## Task statement
From the listing below, pull out every line where the string "title" appears.

Data items
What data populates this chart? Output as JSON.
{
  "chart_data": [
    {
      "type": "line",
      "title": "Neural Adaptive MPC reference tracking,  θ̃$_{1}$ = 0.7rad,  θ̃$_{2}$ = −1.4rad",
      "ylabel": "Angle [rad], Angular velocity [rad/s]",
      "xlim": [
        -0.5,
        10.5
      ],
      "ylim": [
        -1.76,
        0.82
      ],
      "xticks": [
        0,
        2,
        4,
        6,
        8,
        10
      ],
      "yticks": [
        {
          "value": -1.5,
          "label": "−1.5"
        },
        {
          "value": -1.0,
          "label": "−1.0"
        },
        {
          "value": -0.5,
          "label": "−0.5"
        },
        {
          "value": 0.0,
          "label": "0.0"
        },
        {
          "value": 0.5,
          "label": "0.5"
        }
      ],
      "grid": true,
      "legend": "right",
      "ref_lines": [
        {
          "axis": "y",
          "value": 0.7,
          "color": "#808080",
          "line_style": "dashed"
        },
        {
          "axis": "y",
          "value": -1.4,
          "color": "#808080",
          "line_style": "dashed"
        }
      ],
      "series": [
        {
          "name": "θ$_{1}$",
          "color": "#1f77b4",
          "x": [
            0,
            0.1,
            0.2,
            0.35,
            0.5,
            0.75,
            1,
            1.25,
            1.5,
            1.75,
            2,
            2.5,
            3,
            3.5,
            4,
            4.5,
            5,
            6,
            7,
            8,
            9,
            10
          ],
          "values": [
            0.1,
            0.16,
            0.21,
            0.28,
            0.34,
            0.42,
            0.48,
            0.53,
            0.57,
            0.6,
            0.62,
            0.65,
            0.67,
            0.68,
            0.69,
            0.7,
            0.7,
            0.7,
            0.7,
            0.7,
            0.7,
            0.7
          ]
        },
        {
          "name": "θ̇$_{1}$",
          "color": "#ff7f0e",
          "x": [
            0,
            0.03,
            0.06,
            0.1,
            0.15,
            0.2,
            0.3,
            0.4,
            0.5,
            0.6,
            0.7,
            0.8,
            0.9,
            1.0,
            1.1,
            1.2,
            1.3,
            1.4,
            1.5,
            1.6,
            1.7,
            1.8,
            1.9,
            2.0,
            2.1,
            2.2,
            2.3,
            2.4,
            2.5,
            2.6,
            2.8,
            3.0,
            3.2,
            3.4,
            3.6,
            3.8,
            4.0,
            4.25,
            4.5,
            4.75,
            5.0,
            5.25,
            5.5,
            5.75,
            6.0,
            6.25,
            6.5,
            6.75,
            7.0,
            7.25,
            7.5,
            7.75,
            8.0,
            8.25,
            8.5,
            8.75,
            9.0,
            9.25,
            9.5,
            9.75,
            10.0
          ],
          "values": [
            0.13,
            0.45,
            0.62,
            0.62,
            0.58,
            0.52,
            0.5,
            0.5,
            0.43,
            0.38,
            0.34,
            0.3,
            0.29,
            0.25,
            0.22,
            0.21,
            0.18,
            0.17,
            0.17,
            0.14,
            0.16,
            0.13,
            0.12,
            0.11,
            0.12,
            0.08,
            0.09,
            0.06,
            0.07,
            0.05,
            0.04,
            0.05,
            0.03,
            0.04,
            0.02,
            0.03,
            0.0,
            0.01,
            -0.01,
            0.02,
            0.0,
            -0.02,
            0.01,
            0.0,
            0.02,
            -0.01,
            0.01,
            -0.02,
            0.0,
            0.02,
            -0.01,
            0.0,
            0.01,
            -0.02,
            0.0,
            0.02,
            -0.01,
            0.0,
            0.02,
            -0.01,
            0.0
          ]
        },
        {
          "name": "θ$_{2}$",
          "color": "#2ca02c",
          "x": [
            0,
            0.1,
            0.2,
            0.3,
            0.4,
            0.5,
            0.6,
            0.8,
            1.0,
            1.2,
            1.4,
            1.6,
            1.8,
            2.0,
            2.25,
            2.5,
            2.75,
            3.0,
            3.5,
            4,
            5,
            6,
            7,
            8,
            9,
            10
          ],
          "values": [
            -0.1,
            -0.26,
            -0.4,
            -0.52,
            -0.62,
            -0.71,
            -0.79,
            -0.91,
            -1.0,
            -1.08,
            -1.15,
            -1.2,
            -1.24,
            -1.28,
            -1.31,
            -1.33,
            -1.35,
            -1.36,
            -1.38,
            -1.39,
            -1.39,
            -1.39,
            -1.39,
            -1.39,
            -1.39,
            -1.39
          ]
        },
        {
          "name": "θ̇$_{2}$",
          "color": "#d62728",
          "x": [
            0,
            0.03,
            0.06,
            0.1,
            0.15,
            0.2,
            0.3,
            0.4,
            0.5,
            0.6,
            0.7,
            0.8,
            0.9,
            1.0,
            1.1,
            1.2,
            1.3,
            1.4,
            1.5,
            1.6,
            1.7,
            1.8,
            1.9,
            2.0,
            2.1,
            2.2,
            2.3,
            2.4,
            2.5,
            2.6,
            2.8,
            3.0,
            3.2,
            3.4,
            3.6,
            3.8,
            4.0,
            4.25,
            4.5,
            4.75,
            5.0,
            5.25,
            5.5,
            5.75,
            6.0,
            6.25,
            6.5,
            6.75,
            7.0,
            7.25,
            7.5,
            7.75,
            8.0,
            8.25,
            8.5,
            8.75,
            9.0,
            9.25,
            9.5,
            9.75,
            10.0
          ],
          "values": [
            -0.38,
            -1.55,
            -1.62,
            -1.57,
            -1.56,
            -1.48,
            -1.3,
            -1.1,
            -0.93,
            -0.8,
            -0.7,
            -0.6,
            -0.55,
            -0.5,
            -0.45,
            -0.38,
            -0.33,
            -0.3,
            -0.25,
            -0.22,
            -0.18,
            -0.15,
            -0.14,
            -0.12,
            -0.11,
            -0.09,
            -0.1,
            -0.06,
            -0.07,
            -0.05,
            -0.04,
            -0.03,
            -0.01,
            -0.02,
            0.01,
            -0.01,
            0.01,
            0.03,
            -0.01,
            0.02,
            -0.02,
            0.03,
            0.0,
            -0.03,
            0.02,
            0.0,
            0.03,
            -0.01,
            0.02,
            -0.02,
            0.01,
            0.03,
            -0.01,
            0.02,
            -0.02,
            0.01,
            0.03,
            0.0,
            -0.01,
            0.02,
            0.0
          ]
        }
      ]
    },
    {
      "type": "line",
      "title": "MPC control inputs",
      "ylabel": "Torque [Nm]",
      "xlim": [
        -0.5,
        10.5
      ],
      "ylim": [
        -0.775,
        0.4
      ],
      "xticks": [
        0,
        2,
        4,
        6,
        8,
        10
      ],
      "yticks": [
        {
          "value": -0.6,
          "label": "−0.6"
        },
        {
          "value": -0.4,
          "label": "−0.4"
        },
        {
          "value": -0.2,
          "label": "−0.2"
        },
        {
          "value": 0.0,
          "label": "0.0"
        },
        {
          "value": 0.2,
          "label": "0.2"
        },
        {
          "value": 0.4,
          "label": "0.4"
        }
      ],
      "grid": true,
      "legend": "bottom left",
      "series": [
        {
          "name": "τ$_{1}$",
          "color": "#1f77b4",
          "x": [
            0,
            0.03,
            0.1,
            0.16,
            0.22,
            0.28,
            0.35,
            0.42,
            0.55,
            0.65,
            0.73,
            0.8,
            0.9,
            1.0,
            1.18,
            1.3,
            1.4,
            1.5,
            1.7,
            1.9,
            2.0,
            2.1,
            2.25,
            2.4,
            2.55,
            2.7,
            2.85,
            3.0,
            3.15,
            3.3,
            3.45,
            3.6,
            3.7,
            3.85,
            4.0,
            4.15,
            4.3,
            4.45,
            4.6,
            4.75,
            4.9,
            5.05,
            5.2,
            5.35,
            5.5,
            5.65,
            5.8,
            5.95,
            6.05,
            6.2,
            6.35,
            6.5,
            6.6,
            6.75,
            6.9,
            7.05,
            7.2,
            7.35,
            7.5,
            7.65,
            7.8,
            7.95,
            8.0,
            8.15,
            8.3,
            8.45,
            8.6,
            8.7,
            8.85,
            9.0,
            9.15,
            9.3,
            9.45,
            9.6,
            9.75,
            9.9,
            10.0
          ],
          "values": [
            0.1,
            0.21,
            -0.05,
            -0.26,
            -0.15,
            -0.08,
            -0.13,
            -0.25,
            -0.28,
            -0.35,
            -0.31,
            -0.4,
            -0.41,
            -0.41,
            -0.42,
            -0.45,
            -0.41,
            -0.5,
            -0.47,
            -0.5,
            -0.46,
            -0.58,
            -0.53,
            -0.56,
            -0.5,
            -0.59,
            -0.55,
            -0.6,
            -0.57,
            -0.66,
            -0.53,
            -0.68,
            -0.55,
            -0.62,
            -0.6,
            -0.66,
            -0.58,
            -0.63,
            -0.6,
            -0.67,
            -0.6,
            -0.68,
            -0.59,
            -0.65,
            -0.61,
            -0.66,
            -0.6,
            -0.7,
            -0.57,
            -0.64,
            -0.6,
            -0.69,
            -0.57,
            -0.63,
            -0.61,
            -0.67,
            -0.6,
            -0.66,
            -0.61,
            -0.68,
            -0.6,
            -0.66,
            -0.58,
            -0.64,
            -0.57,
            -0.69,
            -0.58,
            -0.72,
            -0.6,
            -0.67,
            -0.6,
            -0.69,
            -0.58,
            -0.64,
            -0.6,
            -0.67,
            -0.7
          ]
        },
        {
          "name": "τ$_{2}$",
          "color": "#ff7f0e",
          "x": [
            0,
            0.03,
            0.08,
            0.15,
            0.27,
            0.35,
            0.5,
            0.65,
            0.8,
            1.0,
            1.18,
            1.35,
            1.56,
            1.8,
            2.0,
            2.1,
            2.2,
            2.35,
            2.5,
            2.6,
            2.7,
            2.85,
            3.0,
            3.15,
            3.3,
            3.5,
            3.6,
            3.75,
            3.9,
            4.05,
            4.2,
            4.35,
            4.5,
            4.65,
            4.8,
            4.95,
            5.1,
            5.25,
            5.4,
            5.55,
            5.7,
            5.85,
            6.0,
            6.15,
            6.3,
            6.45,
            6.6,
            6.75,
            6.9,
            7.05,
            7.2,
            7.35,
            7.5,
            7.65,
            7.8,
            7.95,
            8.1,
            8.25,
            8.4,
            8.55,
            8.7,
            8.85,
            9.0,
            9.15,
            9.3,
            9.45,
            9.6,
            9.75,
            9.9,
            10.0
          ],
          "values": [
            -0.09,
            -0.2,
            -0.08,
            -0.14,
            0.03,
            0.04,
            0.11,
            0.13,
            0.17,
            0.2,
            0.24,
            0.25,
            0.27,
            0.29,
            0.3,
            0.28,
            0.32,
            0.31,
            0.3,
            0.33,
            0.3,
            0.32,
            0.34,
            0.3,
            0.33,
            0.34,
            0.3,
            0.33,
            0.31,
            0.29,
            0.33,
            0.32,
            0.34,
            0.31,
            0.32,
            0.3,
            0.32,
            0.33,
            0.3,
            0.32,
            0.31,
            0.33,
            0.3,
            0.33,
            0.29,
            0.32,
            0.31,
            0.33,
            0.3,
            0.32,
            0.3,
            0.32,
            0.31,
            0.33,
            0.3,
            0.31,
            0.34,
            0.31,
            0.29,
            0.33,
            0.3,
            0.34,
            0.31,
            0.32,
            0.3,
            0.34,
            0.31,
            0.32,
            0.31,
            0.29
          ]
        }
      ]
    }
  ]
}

## Exercise output
      "title": "Neural Adaptive MPC reference tracking,  θ̃$_{1}$ = 0.7rad,  θ̃$_{2}$ = −1.4rad",
      "title": "MPC control inputs",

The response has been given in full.